━━━━━ Given records ━━━━━

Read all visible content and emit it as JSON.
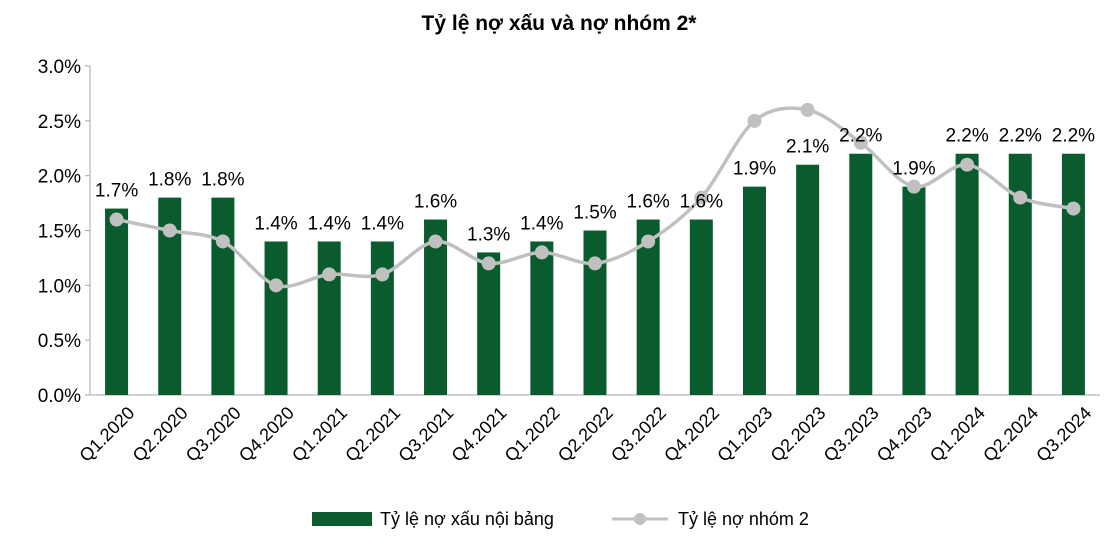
{
  "chart_data": {
    "type": "bar",
    "title": "Tỷ lệ nợ xấu và nợ nhóm 2*",
    "categories": [
      "Q1.2020",
      "Q2.2020",
      "Q3.2020",
      "Q4.2020",
      "Q1.2021",
      "Q2.2021",
      "Q3.2021",
      "Q4.2021",
      "Q1.2022",
      "Q2.2022",
      "Q3.2022",
      "Q4.2022",
      "Q1.2023",
      "Q2.2023",
      "Q3.2023",
      "Q4.2023",
      "Q1.2024",
      "Q2.2024",
      "Q3.2024"
    ],
    "yticks": [
      "0.0%",
      "0.5%",
      "1.0%",
      "1.5%",
      "2.0%",
      "2.5%",
      "3.0%"
    ],
    "ylim": [
      0,
      3.0
    ],
    "series": [
      {
        "name": "Tỷ lệ nợ xấu nội bảng",
        "kind": "bar",
        "color": "#0a5c2f",
        "values": [
          1.7,
          1.8,
          1.8,
          1.4,
          1.4,
          1.4,
          1.6,
          1.3,
          1.4,
          1.5,
          1.6,
          1.6,
          1.9,
          2.1,
          2.2,
          1.9,
          2.2,
          2.2,
          2.2
        ],
        "labels": [
          "1.7%",
          "1.8%",
          "1.8%",
          "1.4%",
          "1.4%",
          "1.4%",
          "1.6%",
          "1.3%",
          "1.4%",
          "1.5%",
          "1.6%",
          "1.6%",
          "1.9%",
          "2.1%",
          "2.2%",
          "1.9%",
          "2.2%",
          "2.2%",
          "2.2%"
        ]
      },
      {
        "name": "Tỷ lệ nợ nhóm 2",
        "kind": "line",
        "color": "#c0c0c0",
        "values": [
          1.6,
          1.5,
          1.4,
          1.0,
          1.1,
          1.1,
          1.4,
          1.2,
          1.3,
          1.2,
          1.4,
          1.8,
          2.5,
          2.6,
          2.3,
          1.9,
          2.1,
          1.8,
          1.7
        ]
      }
    ],
    "legend": "bottom",
    "grid": false
  }
}
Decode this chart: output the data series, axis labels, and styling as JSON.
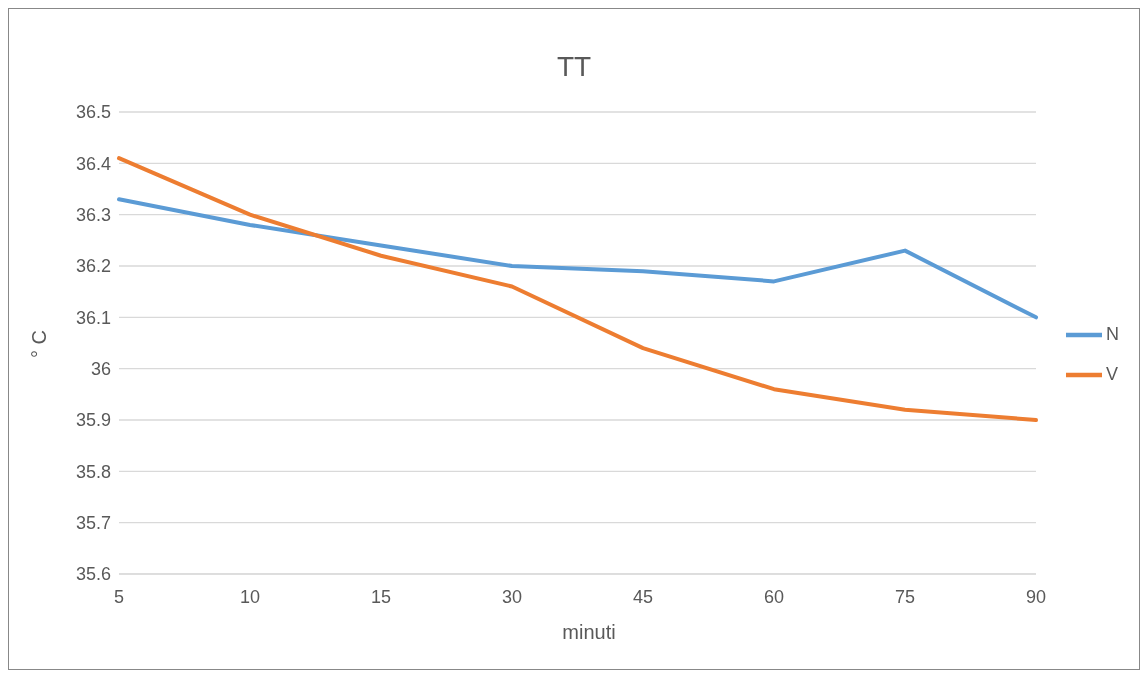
{
  "chart_data": {
    "type": "line",
    "title": "TT",
    "xlabel": "minuti",
    "ylabel": "° C",
    "categories": [
      "5",
      "10",
      "15",
      "30",
      "45",
      "60",
      "75",
      "90"
    ],
    "series": [
      {
        "name": "N",
        "color": "#5b9bd5",
        "values": [
          36.33,
          36.28,
          36.24,
          36.2,
          36.19,
          36.17,
          36.23,
          36.1
        ]
      },
      {
        "name": "V",
        "color": "#ed7d31",
        "values": [
          36.41,
          36.3,
          36.22,
          36.16,
          36.04,
          35.96,
          35.92,
          35.9
        ]
      }
    ],
    "ylim": [
      35.6,
      36.5
    ],
    "yticks": [
      35.6,
      35.7,
      35.8,
      35.9,
      36,
      36.1,
      36.2,
      36.3,
      36.4,
      36.5
    ],
    "grid": "y",
    "legend": "right",
    "marker": "none",
    "line_style": "solid"
  }
}
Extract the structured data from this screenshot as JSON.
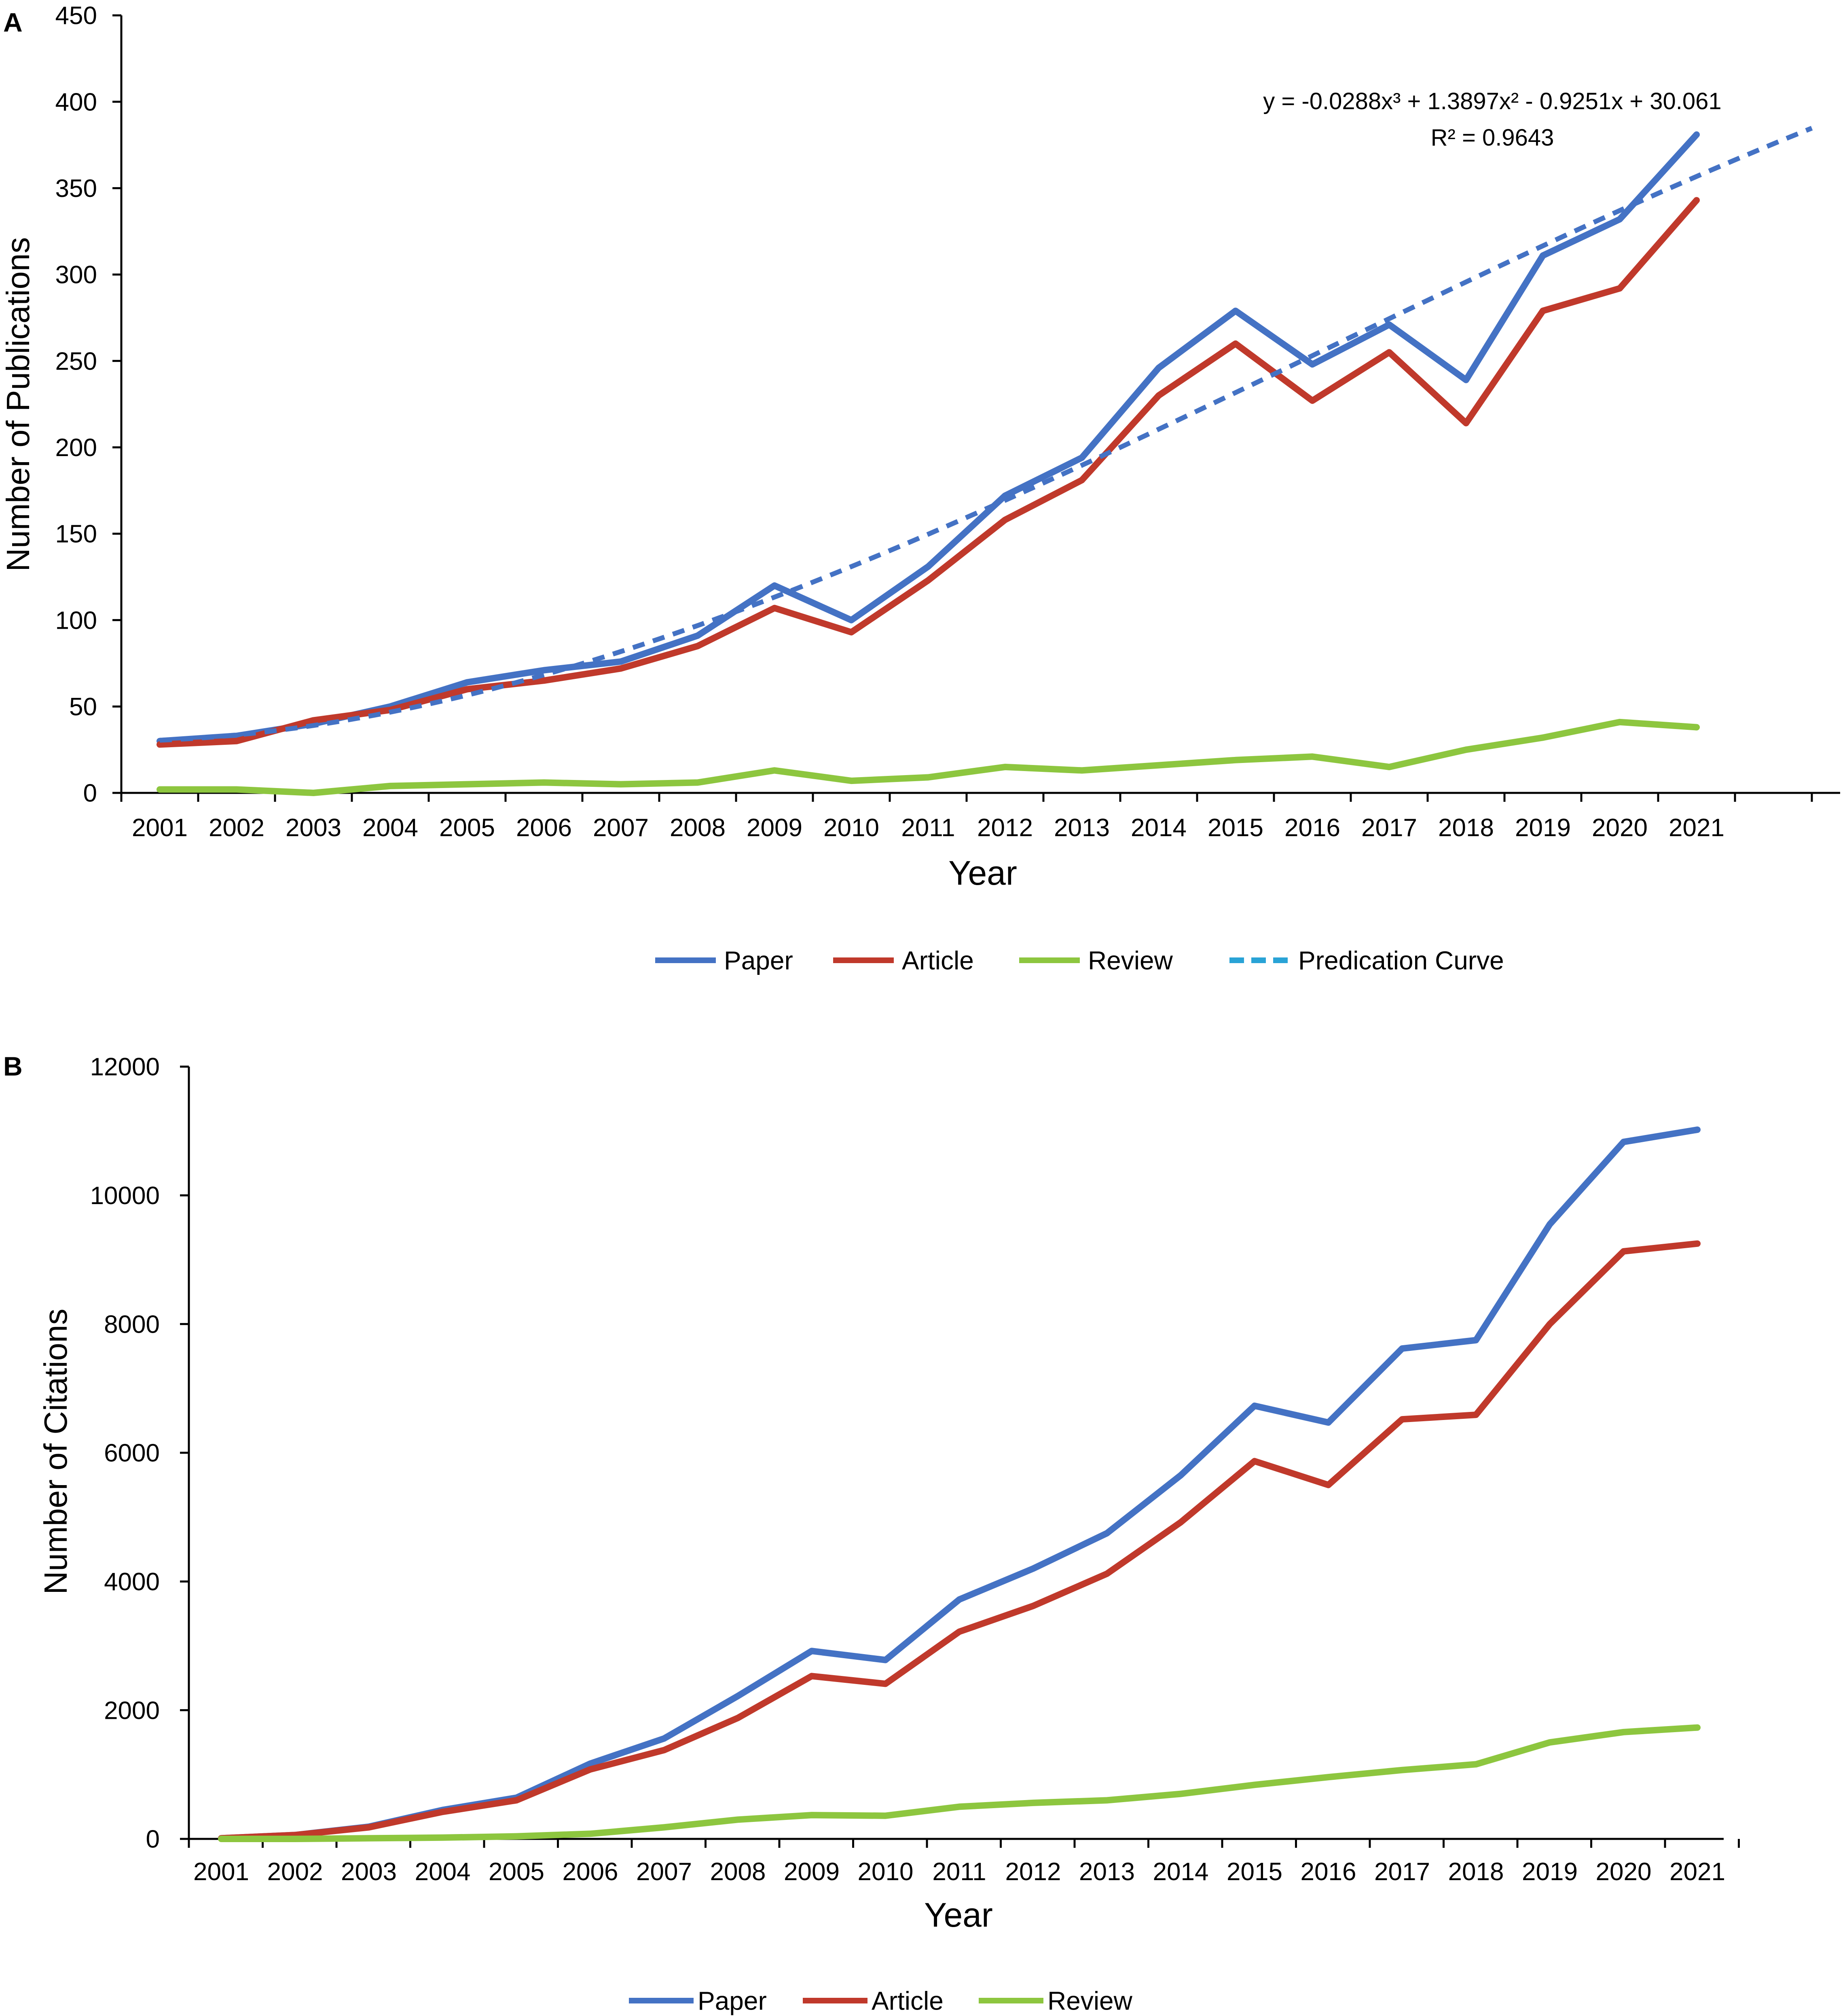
{
  "chart_data": [
    {
      "type": "line",
      "panel_label": "A",
      "categories": [
        "2001",
        "2002",
        "2003",
        "2004",
        "2005",
        "2006",
        "2007",
        "2008",
        "2009",
        "2010",
        "2011",
        "2012",
        "2013",
        "2014",
        "2015",
        "2016",
        "2017",
        "2018",
        "2019",
        "2020",
        "2021"
      ],
      "series": [
        {
          "name": "Paper",
          "color": "#4472C4",
          "style": "solid",
          "values": [
            30,
            33,
            40,
            50,
            64,
            71,
            76,
            91,
            120,
            100,
            131,
            172,
            194,
            246,
            279,
            248,
            271,
            239,
            311,
            332,
            381
          ]
        },
        {
          "name": "Article",
          "color": "#C0392B",
          "style": "solid",
          "values": [
            28,
            30,
            42,
            48,
            60,
            65,
            72,
            85,
            107,
            93,
            123,
            158,
            181,
            230,
            260,
            227,
            255,
            214,
            279,
            292,
            343
          ]
        },
        {
          "name": "Review",
          "color": "#8DC63F",
          "style": "solid",
          "values": [
            2,
            2,
            0,
            4,
            5,
            6,
            5,
            6,
            13,
            7,
            9,
            15,
            13,
            16,
            19,
            21,
            15,
            25,
            32,
            41,
            38
          ]
        },
        {
          "name": "Predication Curve",
          "color": "#4472C4",
          "style": "dashed",
          "fit": {
            "a3": -0.0288,
            "a2": 1.3897,
            "a1": -0.9251,
            "a0": 30.061
          },
          "x_max": 22.5
        }
      ],
      "equation": "y = -0.0288x³ + 1.3897x² - 0.9251x + 30.061",
      "r_squared": "R² = 0.9643",
      "xlabel": "Year",
      "ylabel": "Number of Publications",
      "ylim": [
        0,
        450
      ],
      "yticks": [
        "0",
        "50",
        "100",
        "150",
        "200",
        "250",
        "300",
        "350",
        "400",
        "450"
      ],
      "legend": [
        "Paper",
        "Article",
        "Review",
        "Predication Curve"
      ],
      "legend_position": "bottom",
      "grid": false
    },
    {
      "type": "line",
      "panel_label": "B",
      "categories": [
        "2001",
        "2002",
        "2003",
        "2004",
        "2005",
        "2006",
        "2007",
        "2008",
        "2009",
        "2010",
        "2011",
        "2012",
        "2013",
        "2014",
        "2015",
        "2016",
        "2017",
        "2018",
        "2019",
        "2020",
        "2021"
      ],
      "series": [
        {
          "name": "Paper",
          "color": "#4472C4",
          "style": "solid",
          "values": [
            10,
            60,
            190,
            450,
            640,
            1170,
            1560,
            2220,
            2920,
            2780,
            3720,
            4200,
            4750,
            5650,
            6730,
            6470,
            7620,
            7750,
            9550,
            10830,
            11020
          ]
        },
        {
          "name": "Article",
          "color": "#C0392B",
          "style": "solid",
          "values": [
            10,
            60,
            180,
            420,
            600,
            1080,
            1380,
            1880,
            2530,
            2410,
            3220,
            3620,
            4120,
            4920,
            5870,
            5500,
            6520,
            6590,
            8000,
            9130,
            9250
          ]
        },
        {
          "name": "Review",
          "color": "#8DC63F",
          "style": "solid",
          "values": [
            0,
            0,
            10,
            20,
            40,
            80,
            180,
            300,
            370,
            360,
            500,
            560,
            600,
            700,
            840,
            960,
            1070,
            1160,
            1500,
            1660,
            1730
          ]
        }
      ],
      "xlabel": "Year",
      "ylabel": "Number of Citations",
      "ylim": [
        0,
        12000
      ],
      "yticks": [
        "0",
        "2000",
        "4000",
        "6000",
        "8000",
        "10000",
        "12000"
      ],
      "legend": [
        "Paper",
        "Article",
        "Review"
      ],
      "legend_position": "bottom",
      "grid": false
    }
  ]
}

━━━━━

Aim of the exercise
Copy each line exactly, and leave the pictures out of your copy.

The response
Read all visible content and emit it as JSON.
{
  "chart_data": {
    "type": "bar",
    "title": "Tỷ lệ nợ xấu và nợ nhóm 2*",
    "categories": [
      "Q1.2020",
      "Q2.2020",
      "Q3.2020",
      "Q4.2020",
      "Q1.2021",
      "Q2.2021",
      "Q3.2021",
      "Q4.2021",
      "Q1.2022",
      "Q2.2022",
      "Q3.2022",
      "Q4.2022",
      "Q1.2023",
      "Q2.2023",
      "Q3.2023",
      "Q4.2023",
      "Q1.2024",
      "Q2.2024",
      "Q3.2024"
    ],
    "yticks": [
      "0.0%",
      "0.5%",
      "1.0%",
      "1.5%",
      "2.0%",
      "2.5%",
      "3.0%"
    ],
    "ylim": [
      0,
      3.0
    ],
    "series": [
      {
        "name": "Tỷ lệ nợ xấu nội bảng",
        "kind": "bar",
        "color": "#0a5c2f",
        "values": [
          1.7,
          1.8,
          1.8,
          1.4,
          1.4,
          1.4,
          1.6,
          1.3,
          1.4,
          1.5,
          1.6,
          1.6,
          1.9,
          2.1,
          2.2,
          1.9,
          2.2,
          2.2,
          2.2
        ],
        "labels": [
          "1.7%",
          "1.8%",
          "1.8%",
          "1.4%",
          "1.4%",
          "1.4%",
          "1.6%",
          "1.3%",
          "1.4%",
          "1.5%",
          "1.6%",
          "1.6%",
          "1.9%",
          "2.1%",
          "2.2%",
          "1.9%",
          "2.2%",
          "2.2%",
          "2.2%"
        ]
      },
      {
        "name": "Tỷ lệ nợ nhóm 2",
        "kind": "line",
        "color": "#c0c0c0",
        "values": [
          1.6,
          1.5,
          1.4,
          1.0,
          1.1,
          1.1,
          1.4,
          1.2,
          1.3,
          1.2,
          1.4,
          1.8,
          2.5,
          2.6,
          2.3,
          1.9,
          2.1,
          1.8,
          1.7
        ]
      }
    ],
    "legend": "bottom",
    "grid": false
  }
}
Decode this chart: output the data series, axis labels, and styling as JSON.
{
  "chart_data": {
    "type": "line",
    "title": "TT",
    "xlabel": "minuti",
    "ylabel": "° C",
    "categories": [
      "5",
      "10",
      "15",
      "30",
      "45",
      "60",
      "75",
      "90"
    ],
    "series": [
      {
        "name": "N",
        "color": "#5b9bd5",
        "values": [
          36.33,
          36.28,
          36.24,
          36.2,
          36.19,
          36.17,
          36.23,
          36.1
        ]
      },
      {
        "name": "V",
        "color": "#ed7d31",
        "values": [
          36.41,
          36.3,
          36.22,
          36.16,
          36.04,
          35.96,
          35.92,
          35.9
        ]
      }
    ],
    "ylim": [
      35.6,
      36.5
    ],
    "yticks": [
      35.6,
      35.7,
      35.8,
      35.9,
      36,
      36.1,
      36.2,
      36.3,
      36.4,
      36.5
    ],
    "grid": "y",
    "legend": "right",
    "marker": "none",
    "line_style": "solid"
  }
}
Extract the structured data from this screenshot as JSON.
{
  "chart_data": [
    {
      "type": "line",
      "panel_label": "A",
      "categories": [
        "2001",
        "2002",
        "2003",
        "2004",
        "2005",
        "2006",
        "2007",
        "2008",
        "2009",
        "2010",
        "2011",
        "2012",
        "2013",
        "2014",
        "2015",
        "2016",
        "2017",
        "2018",
        "2019",
        "2020",
        "2021"
      ],
      "series": [
        {
          "name": "Paper",
          "color": "#4472C4",
          "style": "solid",
          "values": [
            30,
            33,
            40,
            50,
            64,
            71,
            76,
            91,
            120,
            100,
            131,
            172,
            194,
            246,
            279,
            248,
            271,
            239,
            311,
            332,
            381
          ]
        },
        {
          "name": "Article",
          "color": "#C0392B",
          "style": "solid",
          "values": [
            28,
            30,
            42,
            48,
            60,
            65,
            72,
            85,
            107,
            93,
            123,
            158,
            181,
            230,
            260,
            227,
            255,
            214,
            279,
            292,
            343
          ]
        },
        {
          "name": "Review",
          "color": "#8DC63F",
          "style": "solid",
          "values": [
            2,
            2,
            0,
            4,
            5,
            6,
            5,
            6,
            13,
            7,
            9,
            15,
            13,
            16,
            19,
            21,
            15,
            25,
            32,
            41,
            38
          ]
        },
        {
          "name": "Predication Curve",
          "color": "#4472C4",
          "style": "dashed",
          "fit": {
            "a3": -0.0288,
            "a2": 1.3897,
            "a1": -0.9251,
            "a0": 30.061
          },
          "x_max": 22.5
        }
      ],
      "equation": "y = -0.0288x³ + 1.3897x² - 0.9251x + 30.061",
      "r_squared": "R² = 0.9643",
      "xlabel": "Year",
      "ylabel": "Number of Publications",
      "ylim": [
        0,
        450
      ],
      "yticks": [
        "0",
        "50",
        "100",
        "150",
        "200",
        "250",
        "300",
        "350",
        "400",
        "450"
      ],
      "legend": [
        "Paper",
        "Article",
        "Review",
        "Predication Curve"
      ],
      "legend_position": "bottom",
      "grid": false
    },
    {
      "type": "line",
      "panel_label": "B",
      "categories": [
        "2001",
        "2002",
        "2003",
        "2004",
        "2005",
        "2006",
        "2007",
        "2008",
        "2009",
        "2010",
        "2011",
        "2012",
        "2013",
        "2014",
        "2015",
        "2016",
        "2017",
        "2018",
        "2019",
        "2020",
        "2021"
      ],
      "series": [
        {
          "name": "Paper",
          "color": "#4472C4",
          "style": "solid",
          "values": [
            10,
            60,
            190,
            450,
            640,
            1170,
            1560,
            2220,
            2920,
            2780,
            3720,
            4200,
            4750,
            5650,
            6730,
            6470,
            7620,
            7750,
            9550,
            10830,
            11020
          ]
        },
        {
          "name": "Article",
          "color": "#C0392B",
          "style": "solid",
          "values": [
            10,
            60,
            180,
            420,
            600,
            1080,
            1380,
            1880,
            2530,
            2410,
            3220,
            3620,
            4120,
            4920,
            5870,
            5500,
            6520,
            6590,
            8000,
            9130,
            9250
          ]
        },
        {
          "name": "Review",
          "color": "#8DC63F",
          "style": "solid",
          "values": [
            0,
            0,
            10,
            20,
            40,
            80,
            180,
            300,
            370,
            360,
            500,
            560,
            600,
            700,
            840,
            960,
            1070,
            1160,
            1500,
            1660,
            1730
          ]
        }
      ],
      "xlabel": "Year",
      "ylabel": "Number of Citations",
      "ylim": [
        0,
        12000
      ],
      "yticks": [
        "0",
        "2000",
        "4000",
        "6000",
        "8000",
        "10000",
        "12000"
      ],
      "legend": [
        "Paper",
        "Article",
        "Review"
      ],
      "legend_position": "bottom",
      "grid": false
    }
  ]
}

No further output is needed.